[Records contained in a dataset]

+++++

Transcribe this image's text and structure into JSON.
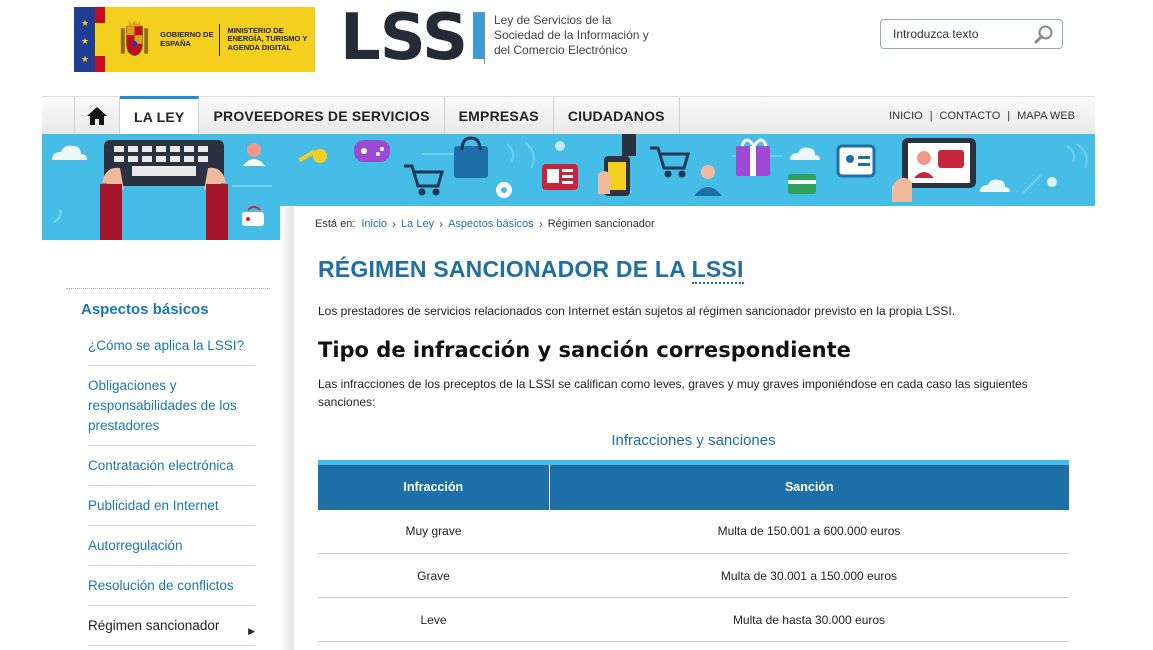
{
  "header": {
    "gov_text": "Gobierno de España",
    "ministry_text": "Ministerio de Energía, Turismo y Agenda Digital",
    "logo_dark": "LSS",
    "logo_blue": "I",
    "subtitle": "Ley de Servicios de la Sociedad de la Información y del Comercio Electrónico",
    "search_placeholder": "Introduzca texto"
  },
  "nav": {
    "items": [
      {
        "label": "LA LEY"
      },
      {
        "label": "PROVEEDORES DE SERVICIOS"
      },
      {
        "label": "EMPRESAS"
      },
      {
        "label": "CIUDADANOS"
      }
    ],
    "top_links": [
      "INICIO",
      "CONTACTO",
      "MAPA WEB"
    ]
  },
  "breadcrumb": {
    "prefix": "Está en:",
    "items": [
      "Inicio",
      "La Ley",
      "Aspectos básicos"
    ],
    "current": "Régimen sancionador"
  },
  "sidebar": {
    "title": "Aspectos básicos",
    "items": [
      {
        "label": "¿Cómo se aplica la LSSI?"
      },
      {
        "label": "Obligaciones y responsabilidades de los prestadores"
      },
      {
        "label": "Contratación electrónica"
      },
      {
        "label": "Publicidad en Internet"
      },
      {
        "label": "Autorregulación"
      },
      {
        "label": "Resolución de conflictos"
      },
      {
        "label": "Régimen sancionador"
      }
    ]
  },
  "main": {
    "title_prefix": "RÉGIMEN SANCIONADOR DE LA ",
    "title_abbr": "LSSI",
    "intro": "Los prestadores de servicios relacionados con Internet están sujetos al régimen sancionador previsto en la propia LSSI.",
    "h2": "Tipo de infracción y sanción correspondiente",
    "paragraph": "Las infracciones de los preceptos de la LSSI se califican como leves, graves y muy graves imponiéndose en cada caso las siguientes sanciones:",
    "table": {
      "caption": "Infracciones y sanciones",
      "headers": [
        "Infracción",
        "Sanción"
      ],
      "rows": [
        [
          "Muy grave",
          "Multa de 150.001 a 600.000 euros"
        ],
        [
          "Grave",
          "Multa de 30.001 a 150.000 euros"
        ],
        [
          "Leve",
          "Multa de hasta 30.000 euros"
        ]
      ]
    }
  },
  "colors": {
    "brand_blue": "#1e6ea8",
    "banner_blue": "#45bde6",
    "link_blue": "#1b76b5",
    "gov_yellow": "#f4cf1e"
  }
}
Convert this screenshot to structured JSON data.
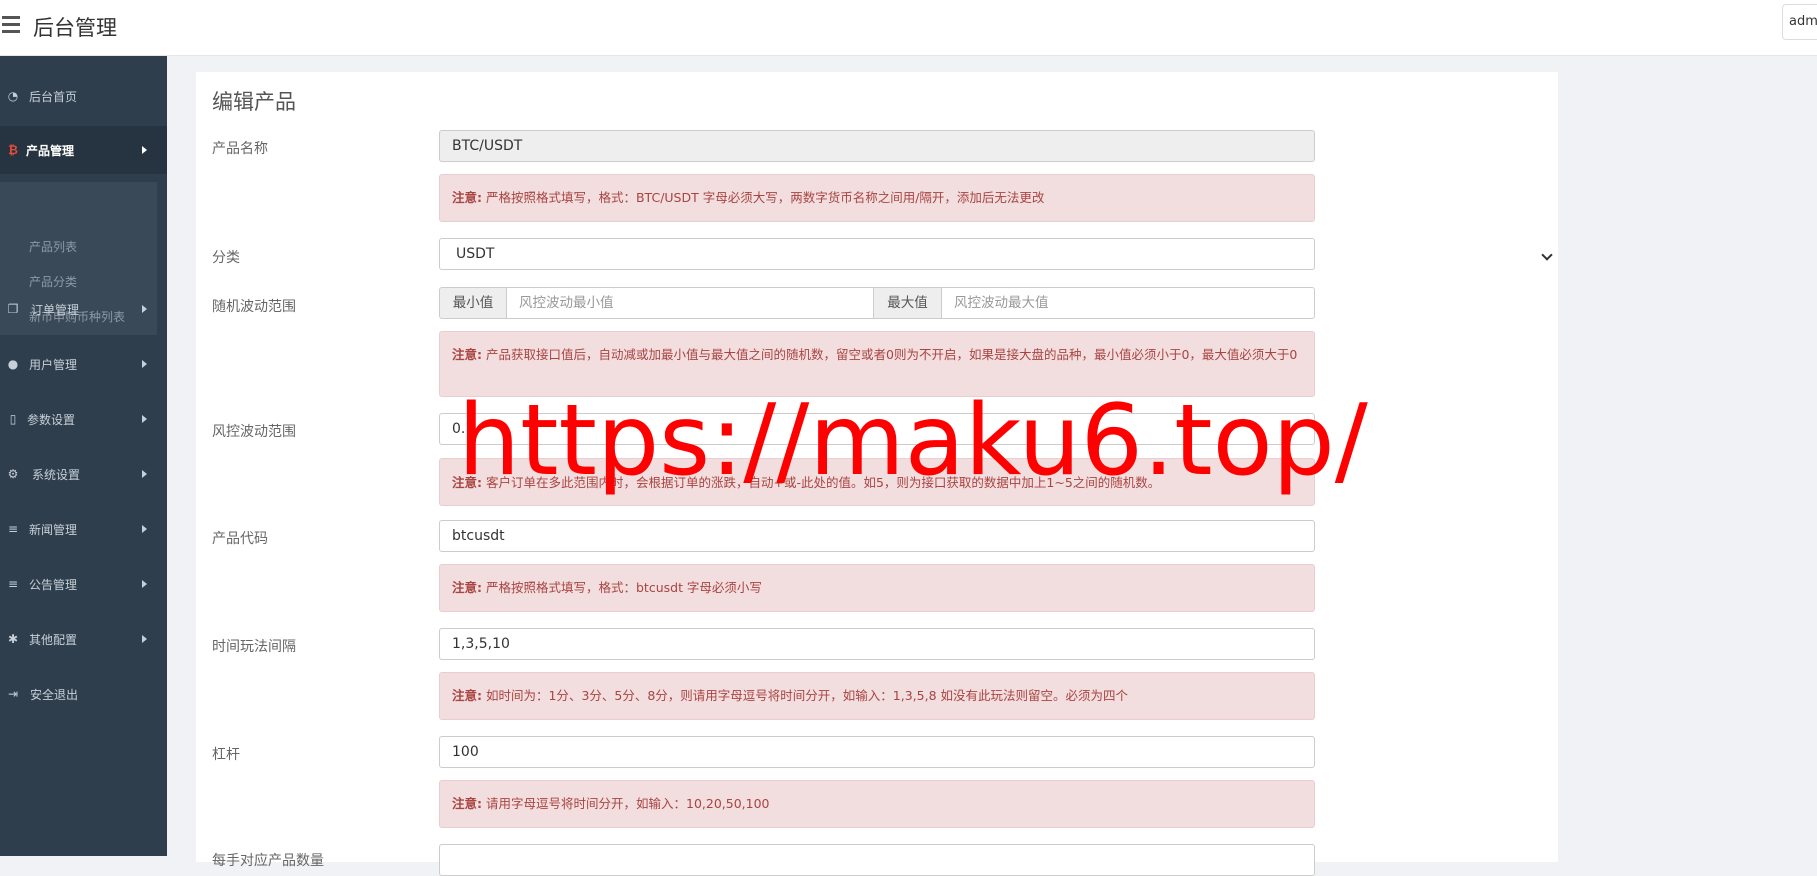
{
  "header": {
    "title": "后台管理",
    "user": "adm"
  },
  "sidebar": {
    "items": [
      {
        "label": "后台首页",
        "icon": "dashboard-icon"
      },
      {
        "label": "产品管理",
        "icon": "bitcoin-icon"
      },
      {
        "label": "订单管理",
        "icon": "copy-icon"
      },
      {
        "label": "用户管理",
        "icon": "user-icon"
      },
      {
        "label": "参数设置",
        "icon": "file-icon"
      },
      {
        "label": "系统设置",
        "icon": "cogs-icon"
      },
      {
        "label": "新闻管理",
        "icon": "list-icon"
      },
      {
        "label": "公告管理",
        "icon": "list-icon"
      },
      {
        "label": "其他配置",
        "icon": "gear-icon"
      },
      {
        "label": "安全退出",
        "icon": "sign-out-icon"
      }
    ],
    "submenu": [
      "产品列表",
      "产品分类",
      "新币申购币种列表"
    ]
  },
  "form": {
    "title": "编辑产品",
    "note_label": "注意:",
    "name_label": "产品名称",
    "name_value": "BTC/USDT",
    "name_note": "严格按照格式填写，格式：BTC/USDT 字母必须大写，两数字货币名称之间用/隔开，添加后无法更改",
    "category_label": "分类",
    "category_value": "USDT",
    "random_label": "随机波动范围",
    "min_addon": "最小值",
    "min_placeholder": "风控波动最小值",
    "max_addon": "最大值",
    "max_placeholder": "风控波动最大值",
    "random_note": "产品获取接口值后，自动减或加最小值与最大值之间的随机数，留空或者0则为不开启，如果是接大盘的品种，最小值必须小于0，最大值必须大于0",
    "risk_label": "风控波动范围",
    "risk_value": "0.1",
    "risk_note": "客户订单在多此范围内时，会根据订单的涨跌，自动+或-此处的值。如5，则为接口获取的数据中加上1~5之间的随机数。",
    "code_label": "产品代码",
    "code_value": "btcusdt",
    "code_note": "严格按照格式填写，格式：btcusdt 字母必须小写",
    "time_label": "时间玩法间隔",
    "time_value": "1,3,5,10",
    "time_note": "如时间为：1分、3分、5分、8分，则请用字母逗号将时间分开，如输入：1,3,5,8 如没有此玩法则留空。必须为四个",
    "lever_label": "杠杆",
    "lever_value": "100",
    "lever_note": "请用字母逗号将时间分开，如输入：10,20,50,100",
    "next_label": "每手对应产品数量"
  },
  "watermark": "https://maku6.top/"
}
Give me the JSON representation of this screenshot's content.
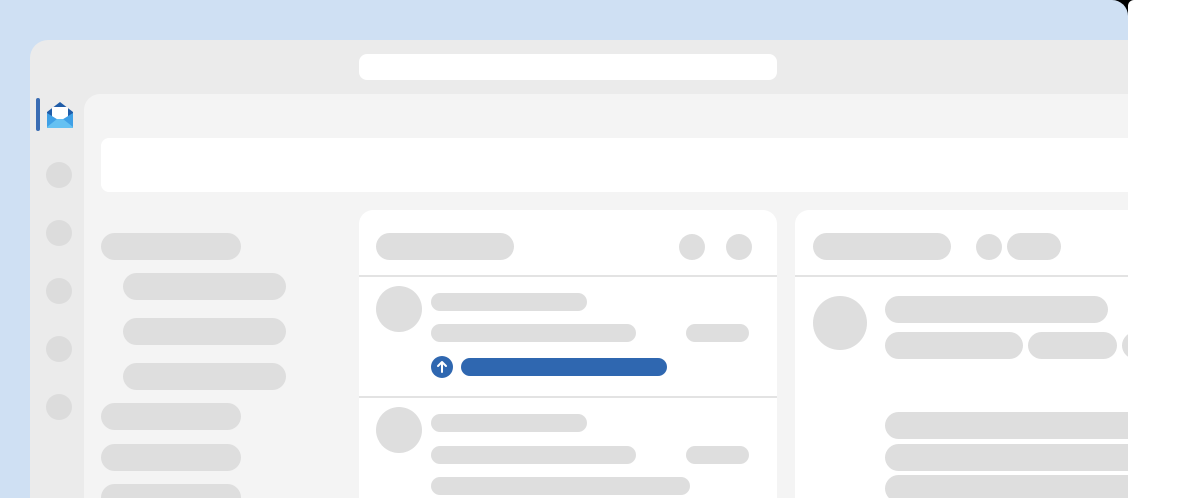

+++++

- [Set task] Copy out each line of the data where the string "Multa" appears.

- [Finished exercise]
          "Multa de 150.001 a 600.000 euros"
          "Multa de 30.001 a 150.000 euros"
          "Multa de hasta 30.000 euros"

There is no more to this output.